━━━ INPUT FOR THIS TASK

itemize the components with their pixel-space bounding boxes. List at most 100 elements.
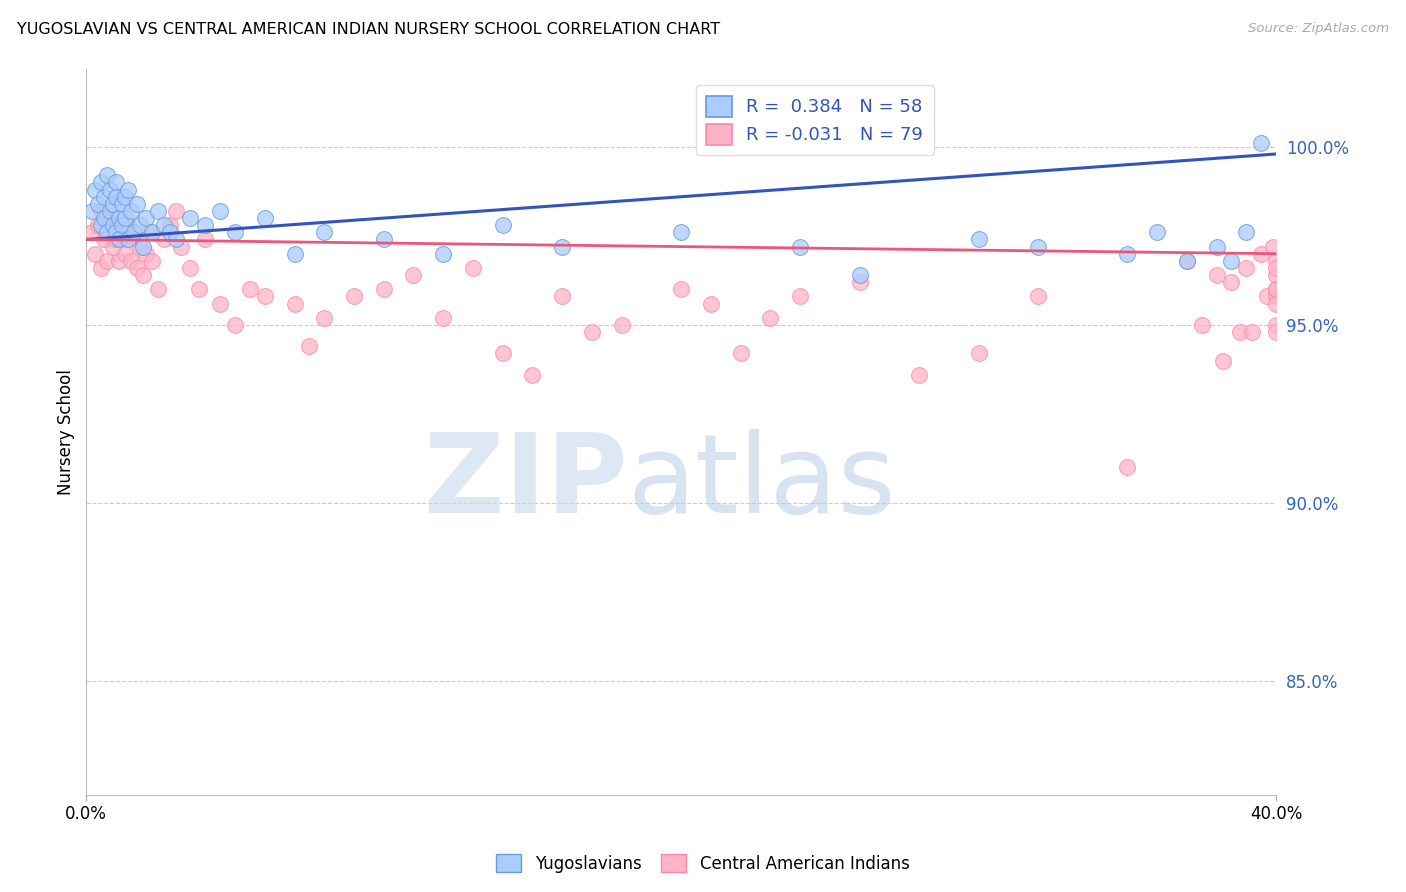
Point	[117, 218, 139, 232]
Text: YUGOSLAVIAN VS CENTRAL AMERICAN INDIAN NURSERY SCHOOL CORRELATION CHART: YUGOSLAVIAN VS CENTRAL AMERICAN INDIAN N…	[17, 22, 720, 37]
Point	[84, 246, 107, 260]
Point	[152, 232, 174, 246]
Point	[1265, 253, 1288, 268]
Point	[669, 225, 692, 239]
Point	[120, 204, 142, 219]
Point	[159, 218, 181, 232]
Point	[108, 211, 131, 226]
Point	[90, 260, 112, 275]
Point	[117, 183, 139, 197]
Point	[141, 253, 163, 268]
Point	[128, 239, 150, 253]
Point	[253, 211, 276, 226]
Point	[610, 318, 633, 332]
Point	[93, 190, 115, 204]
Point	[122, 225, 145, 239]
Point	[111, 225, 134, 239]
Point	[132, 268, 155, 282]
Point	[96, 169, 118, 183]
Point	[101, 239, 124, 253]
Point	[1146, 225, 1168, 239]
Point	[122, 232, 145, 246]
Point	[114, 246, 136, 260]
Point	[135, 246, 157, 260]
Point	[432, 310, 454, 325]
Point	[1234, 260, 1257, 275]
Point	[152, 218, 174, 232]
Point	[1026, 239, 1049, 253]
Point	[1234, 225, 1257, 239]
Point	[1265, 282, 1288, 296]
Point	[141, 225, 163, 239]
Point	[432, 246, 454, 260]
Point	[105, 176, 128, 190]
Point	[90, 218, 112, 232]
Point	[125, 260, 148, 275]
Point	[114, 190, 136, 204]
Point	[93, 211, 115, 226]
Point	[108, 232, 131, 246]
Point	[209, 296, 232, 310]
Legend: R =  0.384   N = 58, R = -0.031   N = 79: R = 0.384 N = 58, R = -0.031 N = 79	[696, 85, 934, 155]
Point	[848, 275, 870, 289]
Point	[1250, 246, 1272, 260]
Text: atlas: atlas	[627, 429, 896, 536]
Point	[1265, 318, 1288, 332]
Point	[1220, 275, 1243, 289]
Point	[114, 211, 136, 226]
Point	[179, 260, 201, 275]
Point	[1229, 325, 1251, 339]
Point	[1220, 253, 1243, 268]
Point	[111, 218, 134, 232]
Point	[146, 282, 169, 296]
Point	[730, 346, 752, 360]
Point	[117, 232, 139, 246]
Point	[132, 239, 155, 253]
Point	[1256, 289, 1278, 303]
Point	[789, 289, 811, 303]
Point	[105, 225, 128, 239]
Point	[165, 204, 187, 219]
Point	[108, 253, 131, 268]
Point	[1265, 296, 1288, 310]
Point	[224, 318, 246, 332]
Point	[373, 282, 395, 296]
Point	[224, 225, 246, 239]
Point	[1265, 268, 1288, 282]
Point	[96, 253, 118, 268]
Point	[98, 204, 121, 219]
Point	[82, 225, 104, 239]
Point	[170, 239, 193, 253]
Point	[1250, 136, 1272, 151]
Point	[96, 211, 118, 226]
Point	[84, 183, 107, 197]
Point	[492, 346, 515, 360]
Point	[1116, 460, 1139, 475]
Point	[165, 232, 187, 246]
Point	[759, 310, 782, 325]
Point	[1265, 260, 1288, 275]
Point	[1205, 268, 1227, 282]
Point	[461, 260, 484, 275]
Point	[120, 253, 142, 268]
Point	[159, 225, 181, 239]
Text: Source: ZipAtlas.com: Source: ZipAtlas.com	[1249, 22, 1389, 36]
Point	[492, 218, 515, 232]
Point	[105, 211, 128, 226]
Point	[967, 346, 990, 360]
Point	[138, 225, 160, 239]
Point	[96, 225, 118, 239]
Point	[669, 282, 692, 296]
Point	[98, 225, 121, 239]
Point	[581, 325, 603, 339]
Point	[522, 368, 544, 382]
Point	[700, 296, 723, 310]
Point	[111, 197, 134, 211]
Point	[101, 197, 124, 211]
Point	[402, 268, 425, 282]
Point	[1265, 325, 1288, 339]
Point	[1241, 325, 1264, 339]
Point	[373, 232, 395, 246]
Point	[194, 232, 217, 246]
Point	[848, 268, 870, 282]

━━━━━━

EXERCISE DESCRIPTION. Give all of these lines again with each "Point" replaced by "Marker", keeping everything else unchanged and leaving out the pictures.

RESPONSE TO THIS EXERCISE.
itemize the components with their pixel-space bounding boxes. List at most 100 elements.
Marker	[117, 218, 139, 232]
Text: YUGOSLAVIAN VS CENTRAL AMERICAN INDIAN NURSERY SCHOOL CORRELATION CHART: YUGOSLAVIAN VS CENTRAL AMERICAN INDIAN N…	[17, 22, 720, 37]
Marker	[84, 246, 107, 260]
Marker	[152, 232, 174, 246]
Marker	[1265, 253, 1288, 268]
Marker	[669, 225, 692, 239]
Marker	[120, 204, 142, 219]
Marker	[159, 218, 181, 232]
Marker	[108, 211, 131, 226]
Marker	[90, 260, 112, 275]
Marker	[117, 183, 139, 197]
Marker	[141, 253, 163, 268]
Marker	[128, 239, 150, 253]
Marker	[253, 211, 276, 226]
Marker	[610, 318, 633, 332]
Marker	[93, 190, 115, 204]
Marker	[122, 225, 145, 239]
Marker	[111, 225, 134, 239]
Marker	[132, 268, 155, 282]
Marker	[96, 169, 118, 183]
Marker	[101, 239, 124, 253]
Marker	[1146, 225, 1168, 239]
Marker	[122, 232, 145, 246]
Marker	[114, 246, 136, 260]
Marker	[135, 246, 157, 260]
Marker	[432, 310, 454, 325]
Marker	[1234, 260, 1257, 275]
Marker	[152, 218, 174, 232]
Marker	[1026, 239, 1049, 253]
Marker	[1234, 225, 1257, 239]
Marker	[1265, 282, 1288, 296]
Marker	[141, 225, 163, 239]
Marker	[432, 246, 454, 260]
Marker	[105, 176, 128, 190]
Marker	[90, 218, 112, 232]
Marker	[125, 260, 148, 275]
Marker	[114, 190, 136, 204]
Marker	[93, 211, 115, 226]
Marker	[108, 232, 131, 246]
Marker	[209, 296, 232, 310]
Legend: R =  0.384   N = 58, R = -0.031   N = 79: R = 0.384 N = 58, R = -0.031 N = 79	[696, 85, 934, 155]
Marker	[848, 275, 870, 289]
Marker	[1250, 246, 1272, 260]
Text: atlas: atlas	[627, 429, 896, 536]
Marker	[1265, 318, 1288, 332]
Marker	[1220, 275, 1243, 289]
Marker	[114, 211, 136, 226]
Marker	[179, 260, 201, 275]
Marker	[1229, 325, 1251, 339]
Marker	[1220, 253, 1243, 268]
Marker	[111, 218, 134, 232]
Marker	[146, 282, 169, 296]
Marker	[730, 346, 752, 360]
Marker	[117, 232, 139, 246]
Marker	[132, 239, 155, 253]
Marker	[1256, 289, 1278, 303]
Marker	[789, 289, 811, 303]
Marker	[105, 225, 128, 239]
Marker	[165, 204, 187, 219]
Marker	[108, 253, 131, 268]
Marker	[1265, 296, 1288, 310]
Marker	[224, 318, 246, 332]
Marker	[373, 282, 395, 296]
Marker	[224, 225, 246, 239]
Marker	[1265, 268, 1288, 282]
Marker	[96, 253, 118, 268]
Marker	[98, 204, 121, 219]
Marker	[82, 225, 104, 239]
Marker	[170, 239, 193, 253]
Marker	[1250, 136, 1272, 151]
Marker	[96, 211, 118, 226]
Marker	[84, 183, 107, 197]
Marker	[492, 346, 515, 360]
Marker	[1116, 460, 1139, 475]
Marker	[165, 232, 187, 246]
Marker	[759, 310, 782, 325]
Marker	[1265, 260, 1288, 275]
Marker	[1205, 268, 1227, 282]
Marker	[461, 260, 484, 275]
Marker	[120, 253, 142, 268]
Marker	[159, 225, 181, 239]
Text: Source: ZipAtlas.com: Source: ZipAtlas.com	[1249, 22, 1389, 36]
Marker	[492, 218, 515, 232]
Marker	[105, 211, 128, 226]
Marker	[967, 346, 990, 360]
Marker	[138, 225, 160, 239]
Marker	[96, 225, 118, 239]
Marker	[669, 282, 692, 296]
Marker	[98, 225, 121, 239]
Marker	[581, 325, 603, 339]
Marker	[522, 368, 544, 382]
Marker	[700, 296, 723, 310]
Marker	[111, 197, 134, 211]
Marker	[101, 197, 124, 211]
Marker	[402, 268, 425, 282]
Marker	[1265, 325, 1288, 339]
Marker	[1241, 325, 1264, 339]
Marker	[373, 232, 395, 246]
Marker	[194, 232, 217, 246]
Marker	[848, 268, 870, 282]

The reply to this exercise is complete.